[Records contained in a dataset]
▽
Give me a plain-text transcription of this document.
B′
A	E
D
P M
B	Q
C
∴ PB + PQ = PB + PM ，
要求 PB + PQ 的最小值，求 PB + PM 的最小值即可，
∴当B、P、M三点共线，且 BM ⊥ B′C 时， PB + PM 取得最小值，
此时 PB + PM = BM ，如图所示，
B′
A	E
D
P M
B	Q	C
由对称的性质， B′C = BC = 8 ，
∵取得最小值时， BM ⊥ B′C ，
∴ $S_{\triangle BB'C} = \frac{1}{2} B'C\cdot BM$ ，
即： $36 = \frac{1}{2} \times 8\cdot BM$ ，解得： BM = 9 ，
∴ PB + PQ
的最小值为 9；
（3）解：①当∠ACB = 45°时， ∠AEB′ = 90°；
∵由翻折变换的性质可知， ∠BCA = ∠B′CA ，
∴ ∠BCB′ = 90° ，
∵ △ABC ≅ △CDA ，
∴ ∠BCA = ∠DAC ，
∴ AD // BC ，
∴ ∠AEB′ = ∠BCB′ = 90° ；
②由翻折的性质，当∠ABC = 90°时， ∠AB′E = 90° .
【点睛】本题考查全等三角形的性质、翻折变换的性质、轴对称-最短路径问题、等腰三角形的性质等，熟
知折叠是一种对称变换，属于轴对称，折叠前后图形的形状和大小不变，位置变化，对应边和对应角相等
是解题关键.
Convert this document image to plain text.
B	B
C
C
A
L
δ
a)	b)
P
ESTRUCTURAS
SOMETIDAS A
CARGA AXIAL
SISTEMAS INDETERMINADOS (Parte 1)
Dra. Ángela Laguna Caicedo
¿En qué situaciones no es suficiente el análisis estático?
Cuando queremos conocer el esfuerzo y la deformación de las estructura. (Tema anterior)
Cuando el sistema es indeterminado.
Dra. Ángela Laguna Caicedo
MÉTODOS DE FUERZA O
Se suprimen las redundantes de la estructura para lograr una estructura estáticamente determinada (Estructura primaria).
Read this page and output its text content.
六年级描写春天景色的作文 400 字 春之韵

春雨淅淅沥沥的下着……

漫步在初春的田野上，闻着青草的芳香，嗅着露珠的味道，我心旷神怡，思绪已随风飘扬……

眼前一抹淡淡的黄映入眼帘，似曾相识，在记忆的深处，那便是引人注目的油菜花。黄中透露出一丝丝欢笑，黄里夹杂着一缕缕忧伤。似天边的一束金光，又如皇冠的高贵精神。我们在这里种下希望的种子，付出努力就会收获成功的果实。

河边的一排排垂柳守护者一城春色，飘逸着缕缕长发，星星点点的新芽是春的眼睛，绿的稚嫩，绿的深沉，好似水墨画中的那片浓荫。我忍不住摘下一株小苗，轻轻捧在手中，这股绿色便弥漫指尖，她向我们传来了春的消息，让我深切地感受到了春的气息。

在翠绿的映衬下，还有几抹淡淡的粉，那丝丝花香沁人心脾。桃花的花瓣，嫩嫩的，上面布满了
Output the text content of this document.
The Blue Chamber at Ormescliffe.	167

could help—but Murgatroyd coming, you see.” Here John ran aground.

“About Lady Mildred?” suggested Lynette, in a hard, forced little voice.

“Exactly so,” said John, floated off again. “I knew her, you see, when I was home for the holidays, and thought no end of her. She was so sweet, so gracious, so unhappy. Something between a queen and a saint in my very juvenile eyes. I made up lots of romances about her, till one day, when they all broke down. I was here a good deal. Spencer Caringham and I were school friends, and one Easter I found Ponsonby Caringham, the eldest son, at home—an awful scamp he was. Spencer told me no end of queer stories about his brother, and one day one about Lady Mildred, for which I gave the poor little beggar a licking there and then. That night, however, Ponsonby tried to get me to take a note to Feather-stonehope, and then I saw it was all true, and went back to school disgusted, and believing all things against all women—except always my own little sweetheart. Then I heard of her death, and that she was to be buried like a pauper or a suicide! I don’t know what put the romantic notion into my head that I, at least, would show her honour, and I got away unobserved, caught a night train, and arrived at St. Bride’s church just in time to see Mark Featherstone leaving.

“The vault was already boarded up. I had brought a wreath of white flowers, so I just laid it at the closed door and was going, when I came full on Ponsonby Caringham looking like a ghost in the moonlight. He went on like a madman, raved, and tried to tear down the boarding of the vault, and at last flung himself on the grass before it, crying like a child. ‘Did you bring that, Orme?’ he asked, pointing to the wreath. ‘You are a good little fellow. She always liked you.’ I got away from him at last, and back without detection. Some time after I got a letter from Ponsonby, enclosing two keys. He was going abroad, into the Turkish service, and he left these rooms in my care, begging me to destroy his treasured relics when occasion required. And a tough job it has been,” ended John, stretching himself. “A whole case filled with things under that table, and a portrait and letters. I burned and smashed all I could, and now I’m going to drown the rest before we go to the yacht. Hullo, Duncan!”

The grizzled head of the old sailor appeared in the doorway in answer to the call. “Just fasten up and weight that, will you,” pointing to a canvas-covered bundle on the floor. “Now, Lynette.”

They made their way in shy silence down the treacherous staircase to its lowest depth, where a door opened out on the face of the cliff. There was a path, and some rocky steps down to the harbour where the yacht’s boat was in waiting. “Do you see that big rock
△
◆ GIVEN TASK
Copy every line that contains the string "Lynette".

◆ WORKED ANSWER
“About Lady Mildred?” suggested Lynette, in a hard, forced little voice.
The grizzled head of the old sailor appeared in the doorway in answer to the call. “Just fasten up and weight that, will you,” pointing to a canvas-covered bundle on the floor. “Now, Lynette.”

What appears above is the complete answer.